DESCRIPTION OF THE TASK =
Scan the data for "RADIO" and copy the lines it appears in.

MATERIAL FOR THE TASK =
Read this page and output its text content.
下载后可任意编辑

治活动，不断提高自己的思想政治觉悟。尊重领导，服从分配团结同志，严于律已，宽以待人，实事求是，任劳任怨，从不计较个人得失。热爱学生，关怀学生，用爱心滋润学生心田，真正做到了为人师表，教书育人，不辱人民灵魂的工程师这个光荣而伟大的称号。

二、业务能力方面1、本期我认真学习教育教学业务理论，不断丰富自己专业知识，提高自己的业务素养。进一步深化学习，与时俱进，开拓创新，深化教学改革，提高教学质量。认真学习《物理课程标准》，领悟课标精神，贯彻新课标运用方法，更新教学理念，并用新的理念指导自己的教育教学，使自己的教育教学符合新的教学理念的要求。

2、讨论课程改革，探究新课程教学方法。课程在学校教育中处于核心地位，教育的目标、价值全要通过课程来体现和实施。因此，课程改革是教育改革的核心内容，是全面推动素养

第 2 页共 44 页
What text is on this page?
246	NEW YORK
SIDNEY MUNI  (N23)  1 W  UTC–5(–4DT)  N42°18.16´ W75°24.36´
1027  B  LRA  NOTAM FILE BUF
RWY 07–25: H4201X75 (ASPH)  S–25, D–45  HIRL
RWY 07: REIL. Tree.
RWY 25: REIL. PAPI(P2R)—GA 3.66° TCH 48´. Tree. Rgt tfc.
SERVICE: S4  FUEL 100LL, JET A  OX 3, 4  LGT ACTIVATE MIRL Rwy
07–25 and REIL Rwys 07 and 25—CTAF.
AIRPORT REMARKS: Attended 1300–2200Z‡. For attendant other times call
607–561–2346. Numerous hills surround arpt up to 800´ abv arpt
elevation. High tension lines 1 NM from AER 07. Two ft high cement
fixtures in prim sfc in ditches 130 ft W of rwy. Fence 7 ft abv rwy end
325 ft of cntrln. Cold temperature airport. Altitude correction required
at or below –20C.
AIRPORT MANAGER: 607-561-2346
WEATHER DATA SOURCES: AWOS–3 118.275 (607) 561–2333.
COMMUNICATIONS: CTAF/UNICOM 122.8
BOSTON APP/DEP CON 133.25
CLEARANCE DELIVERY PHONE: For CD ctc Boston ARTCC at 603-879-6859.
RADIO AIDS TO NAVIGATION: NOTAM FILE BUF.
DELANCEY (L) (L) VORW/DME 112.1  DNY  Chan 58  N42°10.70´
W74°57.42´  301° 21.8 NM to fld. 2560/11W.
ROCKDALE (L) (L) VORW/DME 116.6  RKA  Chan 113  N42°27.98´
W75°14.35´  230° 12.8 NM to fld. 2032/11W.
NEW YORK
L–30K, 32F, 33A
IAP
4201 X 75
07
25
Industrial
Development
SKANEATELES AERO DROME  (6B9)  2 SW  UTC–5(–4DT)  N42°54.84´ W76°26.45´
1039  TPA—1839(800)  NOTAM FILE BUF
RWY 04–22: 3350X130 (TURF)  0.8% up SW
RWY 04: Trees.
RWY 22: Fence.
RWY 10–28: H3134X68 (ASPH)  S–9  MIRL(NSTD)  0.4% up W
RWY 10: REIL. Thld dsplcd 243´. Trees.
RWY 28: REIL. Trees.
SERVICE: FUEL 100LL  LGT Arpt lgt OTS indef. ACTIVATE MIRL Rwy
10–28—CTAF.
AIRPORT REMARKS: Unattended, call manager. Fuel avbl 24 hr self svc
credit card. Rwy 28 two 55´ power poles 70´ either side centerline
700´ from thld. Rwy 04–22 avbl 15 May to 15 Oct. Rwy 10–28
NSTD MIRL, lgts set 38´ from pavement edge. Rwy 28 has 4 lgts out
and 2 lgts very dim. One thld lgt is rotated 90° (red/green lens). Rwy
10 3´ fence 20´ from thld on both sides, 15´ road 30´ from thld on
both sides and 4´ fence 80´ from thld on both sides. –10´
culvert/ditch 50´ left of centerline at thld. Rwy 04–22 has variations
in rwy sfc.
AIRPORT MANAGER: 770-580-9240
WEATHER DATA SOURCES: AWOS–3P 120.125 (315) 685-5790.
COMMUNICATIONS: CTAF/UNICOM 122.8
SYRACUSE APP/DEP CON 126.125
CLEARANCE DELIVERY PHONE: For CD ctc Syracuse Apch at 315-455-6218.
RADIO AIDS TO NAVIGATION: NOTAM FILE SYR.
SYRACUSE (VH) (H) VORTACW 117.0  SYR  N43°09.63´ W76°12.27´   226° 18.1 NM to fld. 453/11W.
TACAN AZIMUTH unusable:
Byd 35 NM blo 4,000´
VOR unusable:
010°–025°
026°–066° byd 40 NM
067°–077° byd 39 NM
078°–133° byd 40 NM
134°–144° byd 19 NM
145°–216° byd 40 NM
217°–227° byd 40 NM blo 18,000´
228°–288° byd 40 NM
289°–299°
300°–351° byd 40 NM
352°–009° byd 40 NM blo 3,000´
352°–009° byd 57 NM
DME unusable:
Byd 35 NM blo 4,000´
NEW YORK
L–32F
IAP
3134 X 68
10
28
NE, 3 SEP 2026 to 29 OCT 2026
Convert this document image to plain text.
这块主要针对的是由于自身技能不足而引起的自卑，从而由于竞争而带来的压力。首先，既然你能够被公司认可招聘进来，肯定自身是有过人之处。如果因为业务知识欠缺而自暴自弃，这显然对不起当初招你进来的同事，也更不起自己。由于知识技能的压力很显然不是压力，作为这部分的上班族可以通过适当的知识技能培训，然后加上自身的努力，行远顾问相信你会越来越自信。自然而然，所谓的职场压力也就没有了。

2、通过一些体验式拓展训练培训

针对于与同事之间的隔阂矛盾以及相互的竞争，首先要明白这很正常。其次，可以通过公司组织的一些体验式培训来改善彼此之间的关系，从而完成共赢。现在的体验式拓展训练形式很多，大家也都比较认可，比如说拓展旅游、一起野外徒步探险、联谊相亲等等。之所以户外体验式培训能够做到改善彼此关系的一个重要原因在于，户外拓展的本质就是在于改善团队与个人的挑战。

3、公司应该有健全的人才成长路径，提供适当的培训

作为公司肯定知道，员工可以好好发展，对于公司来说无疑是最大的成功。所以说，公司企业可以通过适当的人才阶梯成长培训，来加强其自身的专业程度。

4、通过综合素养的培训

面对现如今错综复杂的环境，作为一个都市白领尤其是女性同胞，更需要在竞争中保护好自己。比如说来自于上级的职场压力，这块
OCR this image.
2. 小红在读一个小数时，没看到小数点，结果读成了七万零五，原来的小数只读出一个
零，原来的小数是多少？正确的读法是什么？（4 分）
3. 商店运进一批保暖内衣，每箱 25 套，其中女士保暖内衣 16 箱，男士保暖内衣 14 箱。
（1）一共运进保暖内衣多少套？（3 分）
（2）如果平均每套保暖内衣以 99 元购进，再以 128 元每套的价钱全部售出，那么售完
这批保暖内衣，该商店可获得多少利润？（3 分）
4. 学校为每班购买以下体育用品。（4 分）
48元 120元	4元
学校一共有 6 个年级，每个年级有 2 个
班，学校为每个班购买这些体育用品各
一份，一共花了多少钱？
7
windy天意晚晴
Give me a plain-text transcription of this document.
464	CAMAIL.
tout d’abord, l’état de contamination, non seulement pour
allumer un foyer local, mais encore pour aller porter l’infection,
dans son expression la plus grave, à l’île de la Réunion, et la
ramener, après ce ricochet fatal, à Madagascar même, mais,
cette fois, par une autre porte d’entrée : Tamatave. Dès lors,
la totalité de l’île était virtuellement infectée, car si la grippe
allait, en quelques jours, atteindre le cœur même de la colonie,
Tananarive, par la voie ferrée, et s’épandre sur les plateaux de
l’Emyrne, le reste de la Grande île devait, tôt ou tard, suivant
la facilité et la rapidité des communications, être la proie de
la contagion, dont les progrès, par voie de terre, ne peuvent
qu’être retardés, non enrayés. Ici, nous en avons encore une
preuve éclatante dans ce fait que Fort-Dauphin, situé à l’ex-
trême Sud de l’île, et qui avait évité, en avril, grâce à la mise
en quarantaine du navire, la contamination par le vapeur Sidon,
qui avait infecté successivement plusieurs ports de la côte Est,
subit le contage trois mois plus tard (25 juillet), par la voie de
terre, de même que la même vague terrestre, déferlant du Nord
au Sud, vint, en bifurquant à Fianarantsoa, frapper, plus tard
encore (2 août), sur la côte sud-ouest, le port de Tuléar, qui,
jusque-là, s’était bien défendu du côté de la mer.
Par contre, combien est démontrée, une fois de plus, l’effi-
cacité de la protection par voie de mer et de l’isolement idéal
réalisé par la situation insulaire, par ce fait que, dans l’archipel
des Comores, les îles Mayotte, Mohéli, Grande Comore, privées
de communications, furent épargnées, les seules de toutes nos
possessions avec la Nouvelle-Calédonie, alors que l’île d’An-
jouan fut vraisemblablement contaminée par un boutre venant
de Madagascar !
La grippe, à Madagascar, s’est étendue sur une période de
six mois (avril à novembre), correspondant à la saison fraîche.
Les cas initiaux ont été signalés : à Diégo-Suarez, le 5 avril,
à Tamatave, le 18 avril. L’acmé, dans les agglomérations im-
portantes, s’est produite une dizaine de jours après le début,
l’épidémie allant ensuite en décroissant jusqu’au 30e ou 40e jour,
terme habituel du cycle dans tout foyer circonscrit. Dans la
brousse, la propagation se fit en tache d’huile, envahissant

ANSWER =
RADIO AIDS TO NAVIGATION: NOTAM FILE BUF.
RADIO AIDS TO NAVIGATION: NOTAM FILE SYR.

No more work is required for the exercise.